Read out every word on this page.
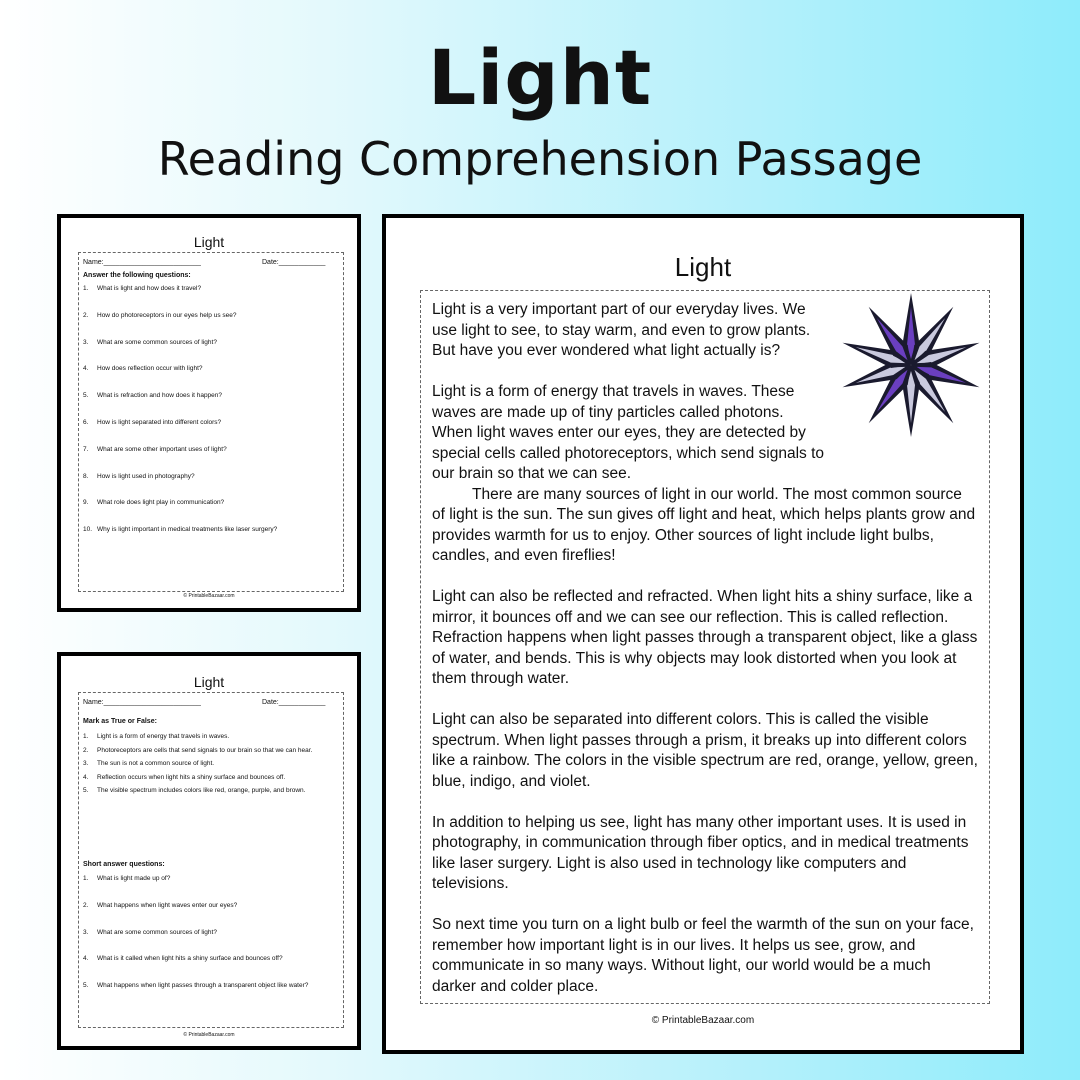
Light
Reading Comprehension Passage
Light
Name:_________________________	Date:____________
Answer the following questions:
1. What is light and how does it travel?
2. How do photoreceptors in our eyes help us see?
3. What are some common sources of light?
4. How does reflection occur with light?
5. What is refraction and how does it happen?
6. How is light separated into different colors?
7. What are some other important uses of light?
8. How is light used in photography?
9. What role does light play in communication?
10. Why is light important in medical treatments like laser surgery?
© PrintableBazaar.com
Light
Name:_________________________	Date:____________
Mark as True or False:
1. Light is a form of energy that travels in waves.
2. Photoreceptors are cells that send signals to our brain so that we can hear.
3. The sun is not a common source of light.
4. Reflection occurs when light hits a shiny surface and bounces off.
5. The visible spectrum includes colors like red, orange, purple, and brown.
Short answer questions:
1. What is light made up of?
2. What happens when light waves enter our eyes?
3. What are some common sources of light?
4. What is it called when light hits a shiny surface and bounces off?
5. What happens when light passes through a transparent object like water?
© PrintableBazaar.com
Light

Light is a very important part of our everyday lives. We use light to see, to stay warm, and even to grow plants. But have you ever wondered what light actually is?

Light is a form of energy that travels in waves. These waves are made up of tiny particles called photons. When light waves enter our eyes, they are detected by special cells called photoreceptors, which send signals to our brain so that we can see.

There are many sources of light in our world. The most common source of light is the sun. The sun gives off light and heat, which helps plants grow and provides warmth for us to enjoy. Other sources of light include light bulbs, candles, and even fireflies!

Light can also be reflected and refracted. When light hits a shiny surface, like a mirror, it bounces off and we can see our reflection. This is called reflection. Refraction happens when light passes through a transparent object, like a glass of water, and bends. This is why objects may look distorted when you look at them through water.

Light can also be separated into different colors. This is called the visible spectrum. When light passes through a prism, it breaks up into different colors like a rainbow. The colors in the visible spectrum are red, orange, yellow, green, blue, indigo, and violet.

In addition to helping us see, light has many other important uses. It is used in photography, in communication through fiber optics, and in medical treatments like laser surgery. Light is also used in technology like computers and televisions.

So next time you turn on a light bulb or feel the warmth of the sun on your face, remember how important light is in our lives. It helps us see, grow, and communicate in so many ways. Without light, our world would be a much darker and colder place.

© PrintableBazaar.com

· · ·

**Task to carry out:** The expected output is one number: how many lines of the data above hold the string "grow".

**Exercise solution:** 3